▸ **Record extracts**
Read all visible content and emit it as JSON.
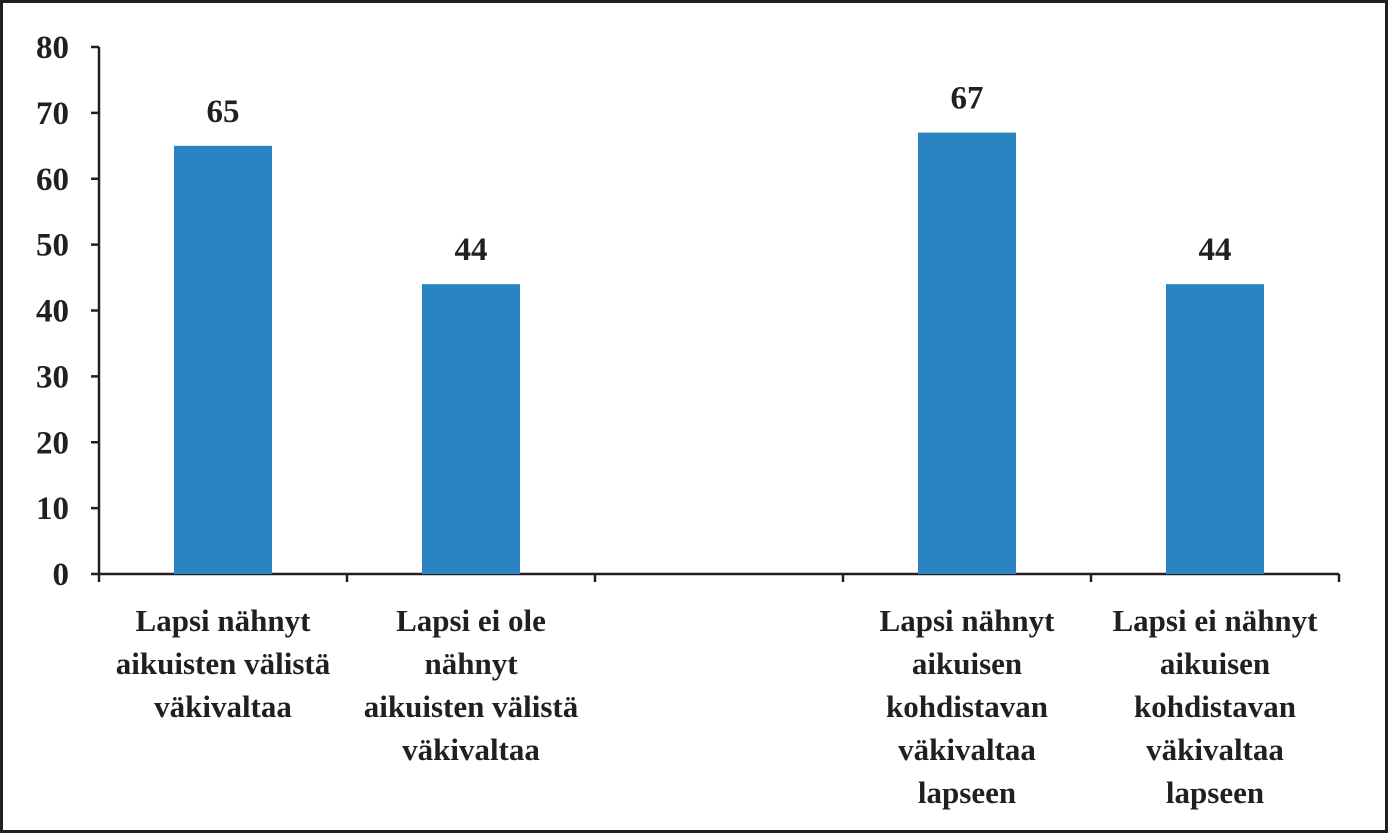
{
  "chart_data": {
    "type": "bar",
    "categories": [
      [
        "Lapsi nähnyt",
        "aikuisten välistä",
        "väkivaltaa"
      ],
      [
        "Lapsi ei ole",
        "nähnyt",
        "aikuisten välistä",
        "väkivaltaa"
      ],
      [],
      [
        "Lapsi nähnyt",
        "aikuisen",
        "kohdistavan",
        "väkivaltaa",
        "lapseen"
      ],
      [
        "Lapsi ei nähnyt",
        "aikuisen",
        "kohdistavan",
        "väkivaltaa",
        "lapseen"
      ]
    ],
    "values": [
      65,
      44,
      null,
      67,
      44
    ],
    "data_labels": [
      "65",
      "44",
      "",
      "67",
      "44"
    ],
    "ylim": [
      0,
      80
    ],
    "yticks": [
      0,
      10,
      20,
      30,
      40,
      50,
      60,
      70,
      80
    ],
    "title": "",
    "xlabel": "",
    "ylabel": "",
    "grid": false,
    "bar_color": "#2a84c2",
    "axis_color": "#231f20"
  }
}
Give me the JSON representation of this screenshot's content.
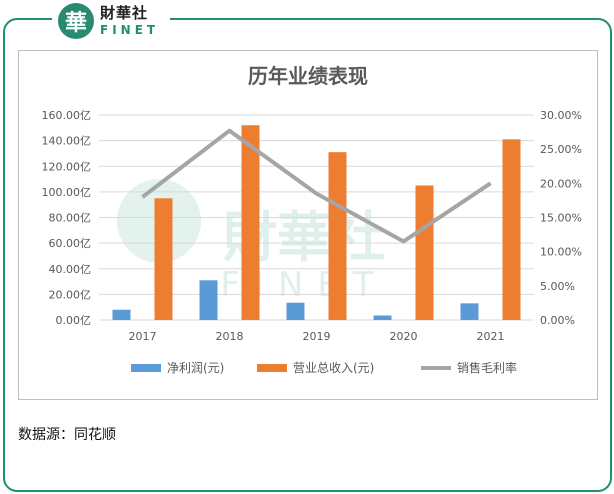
{
  "brand": {
    "seal_char": "華",
    "name_cn": "財華社",
    "name_en": "FINET",
    "color": "#1f8f74"
  },
  "source_text": "数据源：同花顺",
  "chart_data": {
    "type": "bar",
    "title": "历年业绩表现",
    "categories": [
      "2017",
      "2018",
      "2019",
      "2020",
      "2021"
    ],
    "y_left": {
      "ticks": [
        "0.00亿",
        "20.00亿",
        "40.00亿",
        "60.00亿",
        "80.00亿",
        "100.00亿",
        "120.00亿",
        "140.00亿",
        "160.00亿"
      ],
      "min": 0,
      "max": 160
    },
    "y_right": {
      "ticks": [
        "0.00%",
        "5.00%",
        "10.00%",
        "15.00%",
        "20.00%",
        "25.00%",
        "30.00%"
      ],
      "min": 0,
      "max": 30
    },
    "series": [
      {
        "name": "净利润(元)",
        "type": "bar",
        "axis": "left",
        "color": "#5b9bd5",
        "values": [
          8,
          31,
          13.5,
          3.5,
          13
        ]
      },
      {
        "name": "营业总收入(元)",
        "type": "bar",
        "axis": "left",
        "color": "#ed7d31",
        "values": [
          95,
          152,
          131,
          105,
          141
        ]
      },
      {
        "name": "销售毛利率",
        "type": "line",
        "axis": "right",
        "color": "#a5a5a5",
        "values": [
          18.0,
          27.7,
          18.5,
          11.5,
          20.0
        ]
      }
    ],
    "legend_position": "bottom",
    "grid": true
  }
}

▸ **Written problem**
Please transcribe the material above exactly as written. Leave the pictures out.

▸ **Solution for this task**
Read all visible content and emit it as JSON.
{
  "chart_data": {
    "type": "bar",
    "categories": [
      [
        "Lapsi nähnyt",
        "aikuisten välistä",
        "väkivaltaa"
      ],
      [
        "Lapsi ei ole",
        "nähnyt",
        "aikuisten välistä",
        "väkivaltaa"
      ],
      [],
      [
        "Lapsi nähnyt",
        "aikuisen",
        "kohdistavan",
        "väkivaltaa",
        "lapseen"
      ],
      [
        "Lapsi ei nähnyt",
        "aikuisen",
        "kohdistavan",
        "väkivaltaa",
        "lapseen"
      ]
    ],
    "values": [
      65,
      44,
      null,
      67,
      44
    ],
    "data_labels": [
      "65",
      "44",
      "",
      "67",
      "44"
    ],
    "ylim": [
      0,
      80
    ],
    "yticks": [
      0,
      10,
      20,
      30,
      40,
      50,
      60,
      70,
      80
    ],
    "title": "",
    "xlabel": "",
    "ylabel": "",
    "grid": false,
    "bar_color": "#2a84c2",
    "axis_color": "#231f20"
  }
}
Give me the JSON representation of this screenshot's content.
{
  "brand": {
    "seal_char": "華",
    "name_cn": "財華社",
    "name_en": "FINET",
    "color": "#1f8f74"
  },
  "source_text": "数据源：同花顺",
  "chart_data": {
    "type": "bar",
    "title": "历年业绩表现",
    "categories": [
      "2017",
      "2018",
      "2019",
      "2020",
      "2021"
    ],
    "y_left": {
      "ticks": [
        "0.00亿",
        "20.00亿",
        "40.00亿",
        "60.00亿",
        "80.00亿",
        "100.00亿",
        "120.00亿",
        "140.00亿",
        "160.00亿"
      ],
      "min": 0,
      "max": 160
    },
    "y_right": {
      "ticks": [
        "0.00%",
        "5.00%",
        "10.00%",
        "15.00%",
        "20.00%",
        "25.00%",
        "30.00%"
      ],
      "min": 0,
      "max": 30
    },
    "series": [
      {
        "name": "净利润(元)",
        "type": "bar",
        "axis": "left",
        "color": "#5b9bd5",
        "values": [
          8,
          31,
          13.5,
          3.5,
          13
        ]
      },
      {
        "name": "营业总收入(元)",
        "type": "bar",
        "axis": "left",
        "color": "#ed7d31",
        "values": [
          95,
          152,
          131,
          105,
          141
        ]
      },
      {
        "name": "销售毛利率",
        "type": "line",
        "axis": "right",
        "color": "#a5a5a5",
        "values": [
          18.0,
          27.7,
          18.5,
          11.5,
          20.0
        ]
      }
    ],
    "legend_position": "bottom",
    "grid": true
  }
}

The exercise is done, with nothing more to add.